*Problem to solve*
Tally the lines that include the word "Неожиданно" and reply with nothing but the total.
+ + + + +
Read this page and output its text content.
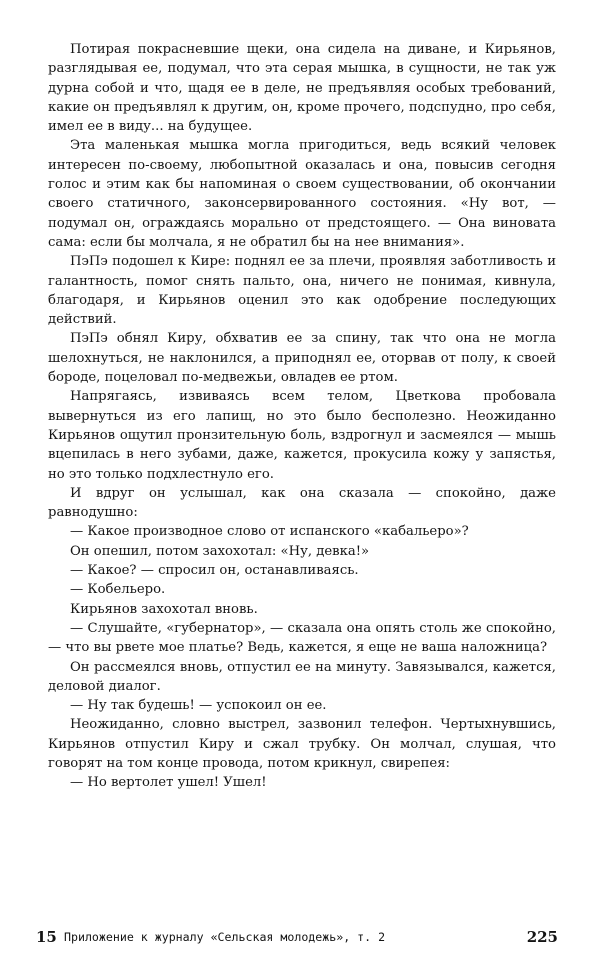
Потирая покрасневшие щеки, она сидела на диване, и Кирьянов, разглядывая ее, подумал, что эта серая мышка, в сущности, не так уж дурна собой и что, щадя ее в деле, не предъявляя особых требований, какие он предъявлял к другим, он, кроме прочего, подспудно, про себя, имел ее в виду... на будущее.

Эта маленькая мышка могла пригодиться, ведь всякий человек интересен по-своему, любопытной оказалась и она, повысив сегодня голос и этим как бы напоминая о своем существовании, об окончании своего статичного, законсервированного состояния. «Ну вот, — подумал он, ограждаясь морально от предстоящего. — Она виновата сама: если бы молчала, я не обратил бы на нее внимания».

ПэПэ подошел к Кире: поднял ее за плечи, проявляя заботливость и галантность, помог снять пальто, она, ничего не понимая, кивнула, благодаря, и Кирьянов оценил это как одобрение последующих действий.

ПэПэ обнял Киру, обхватив ее за спину, так что она не могла шелохнуться, не наклонился, а приподнял ее, оторвав от полу, к своей бороде, поцеловал по-медвежьи, овладев ее ртом.

Напрягаясь, извиваясь всем телом, Цветкова пробовала вывернуться из его лапищ, но это было бесполезно. Неожиданно Кирьянов ощутил пронзительную боль, вздрогнул и засмеялся — мышь вцепилась в него зубами, даже, кажется, прокусила кожу у запястья, но это только подхлестнуло его.

И вдруг он услышал, как она сказала — спокойно, даже равнодушно:

— Какое производное слово от испанского «кабальеро»?

Он опешил, потом захохотал: «Ну, девка!»

— Какое? — спросил он, останавливаясь.

— Кобельеро.

Кирьянов захохотал вновь.

— Слушайте, «губернатор», — сказала она опять столь же спокойно, — что вы рвете мое платье? Ведь, кажется, я еще не ваша наложница?

Он рассмеялся вновь, отпустил ее на минуту. Завязывался, кажется, деловой диалог.

— Ну так будешь! — успокоил он ее.

Неожиданно, словно выстрел, зазвонил телефон. Чертыхнувшись, Кирьянов отпустил Киру и сжал трубку. Он молчал, слушая, что говорят на том конце провода, потом крикнул, свирепея:

— Но вертолет ушел! Ушел!

15 Приложение к журналу «Сельская молодежь», т. 2	225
+ + + + +
*Written answer*
2